- _Selected text_:

# achtung! alles Films in der Kübenkino für Oktober sind £2!



## DaveCinzano (Sep 30, 2005)

just got me programme in the post - all films two quid all month! 

and there's a midnight showing of 'fast times at ridgemont high' on friday 7! and a four film romero night on friday 28th for £10/£8!

ich liebe der kube


----------



## Sunspots (Sep 30, 2005)

They've managed to keep the price down to only £2 per film throughout most of August and September too.  It's been great!   

For October, I've already got my eye on Tarkovsky's _Stalker_ (Sun 9th), which I've not seen for about 20 years, and also _Me And You And Everyone We Know_ (17th - 19th).    

The one-off back-to-back showing of all four of George A Romero's _Dead_ films should make the journey home that bit scarier than normal...   

I hope the £2 ticket price will encourage a few more people to take a chance and see something they wouldn't normally bother with.


----------



## Isambard (Sep 30, 2005)

Nah, I'll go to an Odeon multiplex thanks.


----------



## Cakes (Sep 30, 2005)

Wunderbar!

Ich lieber gern im der kino!


----------



## Isambard (Sep 30, 2005)

Surely you mean all films are 3


----------



## easy g (Sep 30, 2005)

fuckin' 'ell...krs has got his finger on the pulse 

I'm new to these parts and I know they've been doing it for a while...

in addition to bumspots choices may I suggest:

tue 11	20:00	 DESPERATE CINEMA THE FILMS OF DAVID MARKEY
SUN 16	19:30	ROBERT BRESSON DOUBLE BILL: PICKPOCKET + L'ARGENT
thu 20	20:00	........	THE DEAD TEXAN  (gig...not film)


----------



## Sunspots (Oct 9, 2005)

Sunspots said:
			
		

> I've already got my eye on Tarkovsky's _Stalker_ (Sun 9th), which I've not seen for about 20 years



_*bump*_

If anyone fancies 2hrs+ of downbeat mystical Russian sci-fi (   ), _Stalker_'s on at 5pm today. 

(-I'm not really selling it too well, am I?   ) 

...and _*bump*_ for this one too: 




			
				easy g said:
			
		

> tue 11	20:00	 DESPERATE CINEMA THE FILMS OF DAVID MARKEY



...-which'll probably be a bit more fun and lively.


----------



## fat hamster (Oct 9, 2005)

<waves to easy g, lollybelle and Sunspots>

We had a little mini-Urbanites on Dove Street South just now, innit.

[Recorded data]

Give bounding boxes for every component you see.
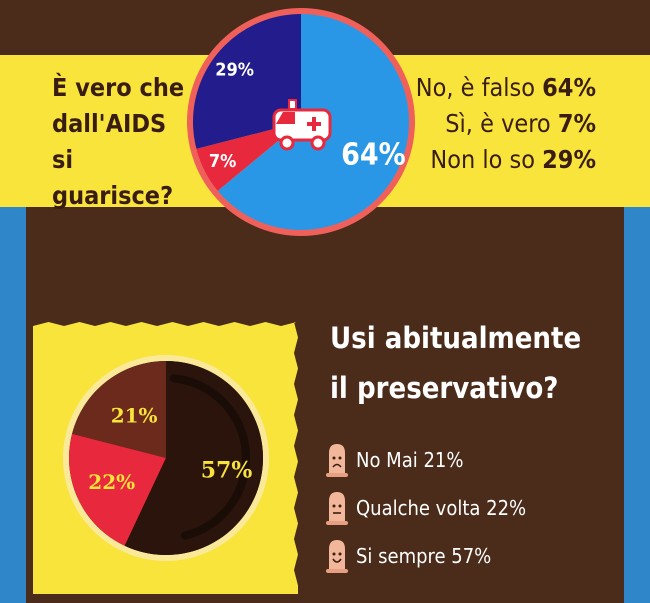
pie-slice bbox=[69, 433, 166, 546]
legend-1-item: Non lo so 29% bbox=[416, 142, 596, 178]
legend-1-value: 64% bbox=[542, 73, 596, 102]
pie-data-label: 21% bbox=[111, 403, 158, 427]
pie-chart-aids: 64% 7% 29% bbox=[187, 8, 415, 236]
legend-2-item: Si sempre 57% bbox=[326, 532, 526, 580]
pie-data-label: 57% bbox=[201, 458, 253, 484]
legend-2-item: Qualche volta 22% bbox=[326, 484, 526, 532]
question-1-line: È vero che bbox=[52, 73, 185, 102]
legend-1-item: Sì, è vero 7% bbox=[416, 106, 596, 142]
pie-1-data-labels: 64% 7% 29% bbox=[209, 60, 406, 173]
question-2-title: Usi abitualmente il preservativo? bbox=[330, 313, 581, 413]
pie-slice bbox=[193, 122, 301, 193]
legend-1: No, è falso 64% Sì, è vero 7% Non lo so … bbox=[416, 70, 596, 178]
pie-data-label: 22% bbox=[88, 470, 135, 494]
legend-2-item: No Mai 21% bbox=[326, 436, 526, 484]
sad-condom-icon bbox=[326, 444, 348, 477]
pie-2-inner-arc bbox=[169, 374, 250, 540]
legend-1-label: No, è falso bbox=[415, 73, 543, 102]
legend-2-label: No Mai 21% bbox=[356, 448, 464, 472]
pie-1-border bbox=[187, 8, 415, 236]
legend-1-value: 29% bbox=[542, 145, 596, 174]
pie-slice bbox=[72, 361, 166, 458]
legend-1-label: Non lo so bbox=[430, 145, 543, 174]
question-1-line: si guarisce? bbox=[52, 145, 174, 210]
legend-2-label: Qualche volta 22% bbox=[356, 496, 527, 520]
happy-condom-icon bbox=[326, 540, 348, 573]
legend-1-value: 7% bbox=[557, 109, 596, 138]
ambulance-icon bbox=[272, 99, 332, 151]
question-1-title: È vero che dall'AIDS si guarisce? bbox=[52, 70, 202, 214]
question-2-line: Usi abitualmente bbox=[330, 321, 582, 355]
pie-data-label: 64% bbox=[341, 138, 406, 173]
neutral-condom-icon bbox=[326, 492, 348, 525]
legend-1-label: Sì, è vero bbox=[445, 109, 558, 138]
legend-1-item: No, è falso 64% bbox=[416, 70, 596, 106]
pie-chart-preservativo: 21% 22% 57% bbox=[33, 322, 298, 594]
pie-data-label: 29% bbox=[215, 60, 254, 81]
pie-data-label: 7% bbox=[209, 151, 237, 172]
question-2-line: il preservativo? bbox=[330, 371, 559, 405]
pie-2-data-labels: 21% 22% 57% bbox=[88, 403, 252, 494]
legend-2: No Mai 21% Qualche volta 22% Si sempre 5… bbox=[326, 436, 526, 580]
question-1-line: dall'AIDS bbox=[52, 109, 167, 138]
legend-2-label: Si sempre 57% bbox=[356, 544, 492, 568]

- _Exercise description_:
Reproduce the forum thread word for word, from "# achtung! alles" up to and including "quid all month!". The listing comes from a source unrelated to the forum thread.

- _Answer for this exercise_:
# achtung! alles Films in der Kübenkino für Oktober sind £2!



## DaveCinzano (Sep 30, 2005)

just got me programme in the post - all films two quid all month!